Rows from a figure dataset »
- - -

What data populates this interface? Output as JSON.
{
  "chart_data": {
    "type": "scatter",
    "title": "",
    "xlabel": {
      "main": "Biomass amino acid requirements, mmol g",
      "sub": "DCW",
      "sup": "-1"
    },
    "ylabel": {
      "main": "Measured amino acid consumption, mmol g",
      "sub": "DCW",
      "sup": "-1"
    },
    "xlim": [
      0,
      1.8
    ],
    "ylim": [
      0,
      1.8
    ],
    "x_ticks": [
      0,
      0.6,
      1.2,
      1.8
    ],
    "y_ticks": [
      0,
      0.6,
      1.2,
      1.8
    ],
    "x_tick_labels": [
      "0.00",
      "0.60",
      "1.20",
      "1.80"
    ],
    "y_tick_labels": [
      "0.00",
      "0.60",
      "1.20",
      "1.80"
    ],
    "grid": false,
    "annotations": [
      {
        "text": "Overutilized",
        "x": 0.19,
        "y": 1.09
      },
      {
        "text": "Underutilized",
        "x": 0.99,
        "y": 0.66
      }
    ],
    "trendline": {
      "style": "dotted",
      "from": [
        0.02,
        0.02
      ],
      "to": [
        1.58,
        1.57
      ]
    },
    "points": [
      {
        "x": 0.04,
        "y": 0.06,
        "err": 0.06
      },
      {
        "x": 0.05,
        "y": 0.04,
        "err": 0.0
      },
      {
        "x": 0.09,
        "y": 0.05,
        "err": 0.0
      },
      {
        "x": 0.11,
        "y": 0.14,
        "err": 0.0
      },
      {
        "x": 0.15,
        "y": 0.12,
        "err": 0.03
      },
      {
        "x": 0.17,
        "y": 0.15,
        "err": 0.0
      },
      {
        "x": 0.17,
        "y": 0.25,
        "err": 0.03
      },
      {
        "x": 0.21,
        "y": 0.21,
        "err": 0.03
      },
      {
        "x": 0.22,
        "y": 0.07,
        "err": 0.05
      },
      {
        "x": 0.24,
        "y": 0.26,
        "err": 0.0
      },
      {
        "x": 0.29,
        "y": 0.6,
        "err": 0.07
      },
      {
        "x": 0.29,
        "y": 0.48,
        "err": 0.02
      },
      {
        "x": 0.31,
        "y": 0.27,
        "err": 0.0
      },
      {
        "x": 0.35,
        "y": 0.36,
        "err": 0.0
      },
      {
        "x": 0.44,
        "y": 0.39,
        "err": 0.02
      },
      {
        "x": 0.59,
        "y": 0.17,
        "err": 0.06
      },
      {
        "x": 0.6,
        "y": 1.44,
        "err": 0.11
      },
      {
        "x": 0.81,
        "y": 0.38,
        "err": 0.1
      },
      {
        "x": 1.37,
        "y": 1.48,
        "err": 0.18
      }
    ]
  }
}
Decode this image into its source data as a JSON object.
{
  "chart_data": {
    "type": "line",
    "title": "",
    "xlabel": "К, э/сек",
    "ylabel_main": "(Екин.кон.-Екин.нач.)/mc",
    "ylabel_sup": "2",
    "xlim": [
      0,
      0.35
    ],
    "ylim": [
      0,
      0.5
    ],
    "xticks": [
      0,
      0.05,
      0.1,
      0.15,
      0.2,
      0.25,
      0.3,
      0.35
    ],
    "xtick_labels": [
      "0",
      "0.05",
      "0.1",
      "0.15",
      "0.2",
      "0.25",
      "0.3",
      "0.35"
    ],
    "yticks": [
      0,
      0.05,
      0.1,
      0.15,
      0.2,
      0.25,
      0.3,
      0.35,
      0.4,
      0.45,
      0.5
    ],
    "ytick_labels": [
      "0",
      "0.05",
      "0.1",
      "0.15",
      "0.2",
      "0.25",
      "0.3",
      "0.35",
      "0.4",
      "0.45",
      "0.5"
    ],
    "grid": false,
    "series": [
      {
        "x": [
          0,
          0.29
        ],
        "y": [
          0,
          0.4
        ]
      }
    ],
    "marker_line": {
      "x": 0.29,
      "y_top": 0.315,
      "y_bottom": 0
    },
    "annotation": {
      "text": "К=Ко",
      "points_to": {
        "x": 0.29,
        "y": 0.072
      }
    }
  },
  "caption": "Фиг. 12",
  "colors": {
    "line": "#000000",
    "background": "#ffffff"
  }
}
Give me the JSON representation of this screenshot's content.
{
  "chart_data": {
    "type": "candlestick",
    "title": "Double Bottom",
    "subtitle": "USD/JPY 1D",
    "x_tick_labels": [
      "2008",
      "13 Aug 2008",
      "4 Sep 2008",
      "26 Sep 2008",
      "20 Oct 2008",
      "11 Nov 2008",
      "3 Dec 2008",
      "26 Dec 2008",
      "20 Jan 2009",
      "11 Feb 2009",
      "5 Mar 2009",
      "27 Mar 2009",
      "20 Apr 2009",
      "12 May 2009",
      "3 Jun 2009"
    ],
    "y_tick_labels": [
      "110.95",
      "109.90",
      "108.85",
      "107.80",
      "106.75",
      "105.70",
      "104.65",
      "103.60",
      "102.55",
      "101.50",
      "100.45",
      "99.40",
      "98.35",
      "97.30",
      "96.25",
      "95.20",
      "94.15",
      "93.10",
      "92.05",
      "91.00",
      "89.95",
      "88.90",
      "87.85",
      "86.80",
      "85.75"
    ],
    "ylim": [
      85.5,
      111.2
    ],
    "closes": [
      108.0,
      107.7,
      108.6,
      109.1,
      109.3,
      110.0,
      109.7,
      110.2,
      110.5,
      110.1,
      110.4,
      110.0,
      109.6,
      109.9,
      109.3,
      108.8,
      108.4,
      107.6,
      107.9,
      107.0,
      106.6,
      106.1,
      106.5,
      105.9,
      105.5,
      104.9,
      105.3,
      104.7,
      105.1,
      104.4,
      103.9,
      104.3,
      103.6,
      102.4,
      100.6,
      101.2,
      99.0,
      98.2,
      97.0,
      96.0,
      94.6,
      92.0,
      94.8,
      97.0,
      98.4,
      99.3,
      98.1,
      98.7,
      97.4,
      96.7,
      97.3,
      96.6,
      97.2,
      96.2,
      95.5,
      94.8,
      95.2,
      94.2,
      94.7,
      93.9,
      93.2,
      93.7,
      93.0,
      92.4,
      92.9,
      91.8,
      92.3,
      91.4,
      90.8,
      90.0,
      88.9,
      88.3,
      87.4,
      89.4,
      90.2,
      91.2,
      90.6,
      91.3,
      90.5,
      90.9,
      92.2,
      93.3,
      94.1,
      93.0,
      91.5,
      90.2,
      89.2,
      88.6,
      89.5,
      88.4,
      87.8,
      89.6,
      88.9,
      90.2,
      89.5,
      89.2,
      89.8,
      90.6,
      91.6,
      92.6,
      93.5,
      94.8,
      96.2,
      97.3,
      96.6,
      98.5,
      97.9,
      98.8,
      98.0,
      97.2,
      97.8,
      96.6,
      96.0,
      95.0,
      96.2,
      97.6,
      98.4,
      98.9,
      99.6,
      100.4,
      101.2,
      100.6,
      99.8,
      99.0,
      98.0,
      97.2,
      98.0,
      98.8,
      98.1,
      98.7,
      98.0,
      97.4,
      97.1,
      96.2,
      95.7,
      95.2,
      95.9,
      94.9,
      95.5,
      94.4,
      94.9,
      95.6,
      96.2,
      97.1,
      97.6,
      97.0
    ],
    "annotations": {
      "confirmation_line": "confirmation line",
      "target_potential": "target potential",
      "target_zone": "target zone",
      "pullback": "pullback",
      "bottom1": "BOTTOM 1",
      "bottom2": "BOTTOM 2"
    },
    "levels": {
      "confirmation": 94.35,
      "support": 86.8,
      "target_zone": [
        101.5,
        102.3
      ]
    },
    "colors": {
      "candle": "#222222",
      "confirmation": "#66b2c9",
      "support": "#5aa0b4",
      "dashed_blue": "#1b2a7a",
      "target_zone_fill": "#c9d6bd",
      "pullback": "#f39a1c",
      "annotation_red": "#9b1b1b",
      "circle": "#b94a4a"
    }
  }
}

- - -

Point out every line holding the string "JSON" and copy it.

What data populates this interface? Output as JSON.
Decode this image into its source data as a JSON object.
Give me the JSON representation of this screenshot's content.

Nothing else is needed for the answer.